- [What is being asked] Write out each of the rows below that contains the string "stats", copying every such row in full.

-- start of Dataset rows --

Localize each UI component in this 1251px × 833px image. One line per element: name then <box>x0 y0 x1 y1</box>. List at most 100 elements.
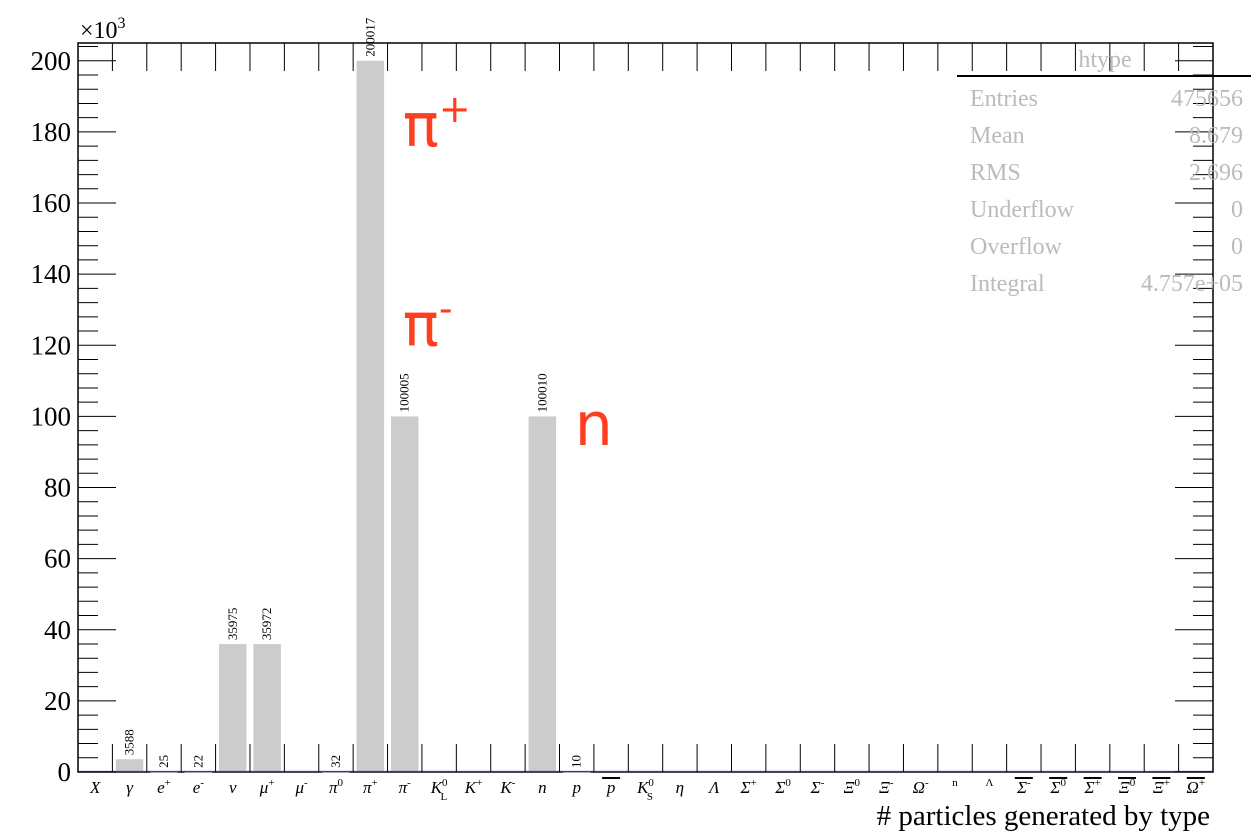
x-tick-label-sup: 0 <box>337 777 343 789</box>
annotation-base: n <box>575 390 613 460</box>
x-tick-label-base: π <box>363 778 372 797</box>
x-tick-label-sup: + <box>268 777 274 789</box>
x-tick-label-base: K <box>499 778 513 797</box>
x-tick-label-base: p <box>571 778 581 797</box>
x-tick-label: Ω- <box>913 777 929 797</box>
x-tick-label-base: p <box>606 778 616 797</box>
x-tick-label-text: p <box>571 778 581 797</box>
x-tick-label-text: π+ <box>363 777 378 797</box>
x-tick-label-sup: + <box>165 777 171 789</box>
x-tick-label-text: Ξ0 <box>1119 777 1136 797</box>
x-tick-label-text: K0 S <box>636 777 654 803</box>
x-tick-label: π+ <box>363 777 378 797</box>
bar <box>115 759 144 772</box>
stats-row-label: Overflow <box>970 234 1063 260</box>
x-tick-label-base: K <box>636 778 650 797</box>
stats-box: htype Entries 475656 Mean 8.679 RMS 2.696 Under… <box>957 47 1251 297</box>
bar <box>219 644 247 772</box>
x-tick-label-sup: - <box>1027 777 1031 789</box>
x-tick-label: n <box>538 778 547 797</box>
x-tick-label: Σ- <box>1014 777 1033 797</box>
x-tick-label-sup: - <box>925 777 929 789</box>
x-tick-label-base: Ξ <box>879 778 890 797</box>
x-tick-label-sup: 0 <box>648 777 654 789</box>
x-tick-label-base: π <box>329 778 338 797</box>
x-tick-label-base: ν <box>229 778 237 797</box>
x-tick-label-text: Λ <box>985 777 993 789</box>
stats-row-value: 2.696 <box>1189 160 1243 186</box>
data-label: 22 <box>190 755 205 768</box>
plot-border <box>77 42 1214 773</box>
x-tick-label-base: Σ <box>1049 778 1060 797</box>
x-tick-label: Ξ- <box>879 777 894 797</box>
y-tick-label: 120 <box>31 330 72 360</box>
x-tick-label: K+ <box>464 777 483 797</box>
y-tick-label: 100 <box>31 401 72 431</box>
x-tick-label: Ω+ <box>1187 777 1205 797</box>
y-tick-label: 60 <box>44 544 71 574</box>
x-tick-label-base: Λ <box>707 778 720 797</box>
x-tick-label: K0 S <box>636 777 654 803</box>
bar <box>184 771 213 773</box>
x-tick-label-text: p <box>606 778 616 797</box>
annotations: π+π-n <box>403 87 613 460</box>
x-tick-label-text: e- <box>193 777 205 797</box>
x-tick-label-sup: + <box>751 777 757 789</box>
data-label: 200017 <box>362 17 377 57</box>
y-tick-label: 200 <box>31 46 72 76</box>
stats-row-label: RMS <box>970 160 1021 186</box>
y-tick-label: 160 <box>31 188 72 218</box>
data-label: 100005 <box>397 373 412 412</box>
x-tick-label: Σ0 <box>1049 777 1068 797</box>
y-tick-label: 140 <box>31 259 72 289</box>
x-tick-label: Σ+ <box>740 777 757 797</box>
y-tick-label: 0 <box>58 757 72 787</box>
x-tick-label-sub: L <box>441 791 448 803</box>
x-tick-label-base: Σ <box>1083 778 1094 797</box>
x-tick-label-base: K <box>430 778 444 797</box>
bar <box>391 416 419 772</box>
x-tick-label-text: n <box>538 778 547 797</box>
y-tick-label: 20 <box>44 686 71 716</box>
x-tick-label-base: μ <box>259 778 269 797</box>
x-tick-label-text: μ- <box>294 777 308 797</box>
x-tick-label-text: Σ+ <box>740 777 757 797</box>
x-tick-label-text: n <box>952 777 958 789</box>
x-tick-label-sup: - <box>821 777 825 789</box>
x-tick-label-text: γ <box>126 778 134 797</box>
x-tick-label-text: π0 <box>329 777 344 797</box>
x-tick-label: Σ- <box>810 777 825 797</box>
x-tick-label-base: e <box>193 778 201 797</box>
stats-row-label: Integral <box>970 271 1045 297</box>
x-tick-label: π- <box>399 777 412 797</box>
x-tick-label-base: Ω <box>1187 778 1199 797</box>
data-label: 35975 <box>225 608 240 641</box>
x-tick-label-text: μ+ <box>259 777 275 797</box>
x-tick-label-text: Ω- <box>913 777 929 797</box>
bar <box>528 416 557 772</box>
x-tick-label: X <box>89 778 101 797</box>
data-label: 32 <box>328 755 343 768</box>
annotation-label: n <box>575 390 613 460</box>
x-tick-label-base: Ξ <box>844 778 855 797</box>
x-tick-label: K0 L <box>430 777 448 803</box>
x-tick-label-text: Σ0 <box>1049 777 1066 797</box>
y-scale-factor: ×103 <box>80 15 126 44</box>
x-tick-label: Σ+ <box>1083 777 1102 797</box>
x-tick-label-base: Ω <box>913 778 925 797</box>
stats-row-label: Mean <box>970 123 1025 149</box>
x-tick-label-sup: + <box>1095 777 1101 789</box>
annotation-base: π <box>403 91 439 161</box>
bar <box>322 771 350 773</box>
bar <box>356 60 385 772</box>
annotation-label: π+ <box>403 87 471 161</box>
stats-row-value: 4.757e+05 <box>1141 271 1243 297</box>
x-tick-label-text: π- <box>399 777 412 797</box>
x-tick-label-sup: - <box>512 777 516 789</box>
x-tick-label-sup: 0 <box>1061 777 1067 789</box>
x-tick-label-base: γ <box>126 778 134 797</box>
x-tick-label-sup: + <box>1164 777 1170 789</box>
x-tick-label: Σ0 <box>774 777 791 797</box>
x-tick-label-text: η <box>676 778 684 797</box>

-- end of Dataset rows --

- [Result]
stats-row-label: Overflow <box>970 234 1063 260</box>
stats-box: htype Entries 475656 Mean 8.679 RMS 2.696 Under… <box>957 47 1251 297</box>
stats-row-value: 2.696 <box>1189 160 1243 186</box>
stats-row-label: RMS <box>970 160 1021 186</box>
stats-row-label: Integral <box>970 271 1045 297</box>
stats-row-label: Mean <box>970 123 1025 149</box>
stats-row-value: 4.757e+05 <box>1141 271 1243 297</box>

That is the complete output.